§ **The request**:
State how many lines contain "after", and write nothing except that count.

#### Given information

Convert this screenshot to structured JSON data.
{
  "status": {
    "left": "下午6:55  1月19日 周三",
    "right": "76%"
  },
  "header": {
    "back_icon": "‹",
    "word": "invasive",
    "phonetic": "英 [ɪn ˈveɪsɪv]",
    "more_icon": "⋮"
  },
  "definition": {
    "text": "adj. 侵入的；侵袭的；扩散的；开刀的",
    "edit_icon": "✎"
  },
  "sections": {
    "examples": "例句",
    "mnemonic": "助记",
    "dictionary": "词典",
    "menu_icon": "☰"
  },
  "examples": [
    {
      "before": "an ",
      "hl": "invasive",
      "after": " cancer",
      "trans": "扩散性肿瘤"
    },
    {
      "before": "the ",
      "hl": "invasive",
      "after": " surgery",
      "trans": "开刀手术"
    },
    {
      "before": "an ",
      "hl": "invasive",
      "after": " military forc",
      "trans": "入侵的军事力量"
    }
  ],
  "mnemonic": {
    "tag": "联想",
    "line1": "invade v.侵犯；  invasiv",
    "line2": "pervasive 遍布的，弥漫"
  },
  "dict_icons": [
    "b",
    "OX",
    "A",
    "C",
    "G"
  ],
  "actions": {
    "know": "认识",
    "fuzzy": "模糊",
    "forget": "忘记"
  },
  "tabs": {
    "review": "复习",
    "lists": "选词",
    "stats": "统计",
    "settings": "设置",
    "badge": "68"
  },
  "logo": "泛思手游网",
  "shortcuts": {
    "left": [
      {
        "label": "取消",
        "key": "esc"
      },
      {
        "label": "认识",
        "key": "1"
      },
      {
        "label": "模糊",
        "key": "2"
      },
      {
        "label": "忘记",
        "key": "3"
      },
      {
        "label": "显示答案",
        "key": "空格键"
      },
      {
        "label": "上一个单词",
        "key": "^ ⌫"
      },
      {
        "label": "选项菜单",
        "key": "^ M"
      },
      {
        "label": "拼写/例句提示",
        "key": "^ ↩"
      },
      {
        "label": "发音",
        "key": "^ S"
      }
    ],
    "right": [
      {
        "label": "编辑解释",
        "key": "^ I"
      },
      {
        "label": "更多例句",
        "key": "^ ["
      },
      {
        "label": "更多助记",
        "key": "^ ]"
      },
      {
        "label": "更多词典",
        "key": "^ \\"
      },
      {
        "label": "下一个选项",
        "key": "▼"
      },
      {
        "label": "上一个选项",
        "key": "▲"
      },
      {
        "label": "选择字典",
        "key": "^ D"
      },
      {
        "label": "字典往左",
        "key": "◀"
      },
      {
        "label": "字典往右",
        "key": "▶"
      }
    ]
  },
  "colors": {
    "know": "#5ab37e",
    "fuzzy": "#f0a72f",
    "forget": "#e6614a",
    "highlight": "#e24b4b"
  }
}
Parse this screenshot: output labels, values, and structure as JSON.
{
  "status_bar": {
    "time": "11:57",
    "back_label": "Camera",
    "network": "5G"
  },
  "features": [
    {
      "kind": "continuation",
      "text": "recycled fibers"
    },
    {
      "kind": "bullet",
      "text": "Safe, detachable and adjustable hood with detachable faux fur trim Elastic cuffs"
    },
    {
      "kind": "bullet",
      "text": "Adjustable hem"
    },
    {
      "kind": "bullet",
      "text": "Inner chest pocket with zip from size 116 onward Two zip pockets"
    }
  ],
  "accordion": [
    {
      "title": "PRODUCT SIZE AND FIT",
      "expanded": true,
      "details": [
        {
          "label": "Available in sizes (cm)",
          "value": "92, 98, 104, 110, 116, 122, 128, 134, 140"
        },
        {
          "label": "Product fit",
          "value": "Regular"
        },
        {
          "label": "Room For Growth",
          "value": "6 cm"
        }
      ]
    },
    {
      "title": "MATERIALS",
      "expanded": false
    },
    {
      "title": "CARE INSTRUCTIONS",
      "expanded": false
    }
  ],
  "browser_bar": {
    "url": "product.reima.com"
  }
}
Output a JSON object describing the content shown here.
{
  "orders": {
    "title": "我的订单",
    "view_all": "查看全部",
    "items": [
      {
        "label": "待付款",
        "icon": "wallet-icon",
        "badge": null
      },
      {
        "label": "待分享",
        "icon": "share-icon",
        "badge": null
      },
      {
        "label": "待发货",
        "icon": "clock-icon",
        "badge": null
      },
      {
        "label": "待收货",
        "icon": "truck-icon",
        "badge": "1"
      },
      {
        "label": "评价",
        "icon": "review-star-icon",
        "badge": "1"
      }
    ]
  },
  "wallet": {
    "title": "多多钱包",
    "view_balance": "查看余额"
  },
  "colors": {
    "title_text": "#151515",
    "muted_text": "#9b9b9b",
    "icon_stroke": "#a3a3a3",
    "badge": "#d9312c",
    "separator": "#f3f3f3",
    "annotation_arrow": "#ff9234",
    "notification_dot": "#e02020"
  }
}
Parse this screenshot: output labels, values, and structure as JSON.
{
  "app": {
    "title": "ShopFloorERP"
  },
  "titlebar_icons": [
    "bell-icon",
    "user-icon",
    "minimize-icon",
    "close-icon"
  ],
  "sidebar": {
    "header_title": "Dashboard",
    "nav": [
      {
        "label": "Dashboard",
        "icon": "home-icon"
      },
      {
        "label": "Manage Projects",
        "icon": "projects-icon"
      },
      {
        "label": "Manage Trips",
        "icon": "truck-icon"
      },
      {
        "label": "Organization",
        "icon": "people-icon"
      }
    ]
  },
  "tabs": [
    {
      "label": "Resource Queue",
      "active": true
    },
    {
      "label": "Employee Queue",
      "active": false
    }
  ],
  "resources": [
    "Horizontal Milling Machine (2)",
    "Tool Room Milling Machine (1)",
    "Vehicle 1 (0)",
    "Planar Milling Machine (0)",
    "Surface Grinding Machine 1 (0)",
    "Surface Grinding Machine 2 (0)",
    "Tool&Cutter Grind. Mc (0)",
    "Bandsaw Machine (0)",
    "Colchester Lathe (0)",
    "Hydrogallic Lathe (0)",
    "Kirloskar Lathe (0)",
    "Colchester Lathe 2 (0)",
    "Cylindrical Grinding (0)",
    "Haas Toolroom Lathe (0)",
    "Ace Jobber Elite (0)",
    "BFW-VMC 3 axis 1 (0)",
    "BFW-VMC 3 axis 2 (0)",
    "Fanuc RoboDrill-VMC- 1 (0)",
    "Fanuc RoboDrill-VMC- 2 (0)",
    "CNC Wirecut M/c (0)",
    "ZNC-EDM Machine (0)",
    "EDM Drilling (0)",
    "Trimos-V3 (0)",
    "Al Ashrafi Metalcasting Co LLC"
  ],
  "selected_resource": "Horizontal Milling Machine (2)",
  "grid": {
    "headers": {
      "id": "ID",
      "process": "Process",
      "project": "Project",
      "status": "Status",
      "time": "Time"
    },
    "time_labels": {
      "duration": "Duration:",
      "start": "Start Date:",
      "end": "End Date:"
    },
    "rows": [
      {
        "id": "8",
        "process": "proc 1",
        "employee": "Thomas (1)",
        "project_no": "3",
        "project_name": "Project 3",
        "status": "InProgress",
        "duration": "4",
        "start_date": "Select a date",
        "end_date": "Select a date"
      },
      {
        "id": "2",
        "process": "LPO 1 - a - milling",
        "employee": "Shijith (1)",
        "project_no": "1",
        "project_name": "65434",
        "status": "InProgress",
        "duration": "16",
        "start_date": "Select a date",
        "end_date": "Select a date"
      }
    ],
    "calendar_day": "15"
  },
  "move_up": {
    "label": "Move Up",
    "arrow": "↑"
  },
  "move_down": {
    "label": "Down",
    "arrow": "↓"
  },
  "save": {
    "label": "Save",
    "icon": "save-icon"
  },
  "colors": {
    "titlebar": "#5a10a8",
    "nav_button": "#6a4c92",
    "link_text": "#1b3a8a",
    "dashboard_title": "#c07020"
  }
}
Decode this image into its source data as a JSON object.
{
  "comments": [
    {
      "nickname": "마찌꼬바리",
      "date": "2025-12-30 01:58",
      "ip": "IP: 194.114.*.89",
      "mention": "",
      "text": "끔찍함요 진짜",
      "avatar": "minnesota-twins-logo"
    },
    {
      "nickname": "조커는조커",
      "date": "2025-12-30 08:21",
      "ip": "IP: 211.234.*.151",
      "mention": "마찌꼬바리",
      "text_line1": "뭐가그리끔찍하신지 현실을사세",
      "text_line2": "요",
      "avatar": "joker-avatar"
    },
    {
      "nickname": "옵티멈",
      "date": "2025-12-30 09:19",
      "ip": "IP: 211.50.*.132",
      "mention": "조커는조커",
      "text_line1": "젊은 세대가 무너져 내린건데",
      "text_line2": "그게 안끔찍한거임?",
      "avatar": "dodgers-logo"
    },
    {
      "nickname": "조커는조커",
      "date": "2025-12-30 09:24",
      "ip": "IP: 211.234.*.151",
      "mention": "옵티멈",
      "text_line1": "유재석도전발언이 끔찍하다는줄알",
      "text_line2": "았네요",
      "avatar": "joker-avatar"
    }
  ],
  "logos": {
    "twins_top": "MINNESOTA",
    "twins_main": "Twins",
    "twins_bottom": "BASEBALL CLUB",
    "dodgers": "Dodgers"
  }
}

########

§ **Answer for this exercise**:
3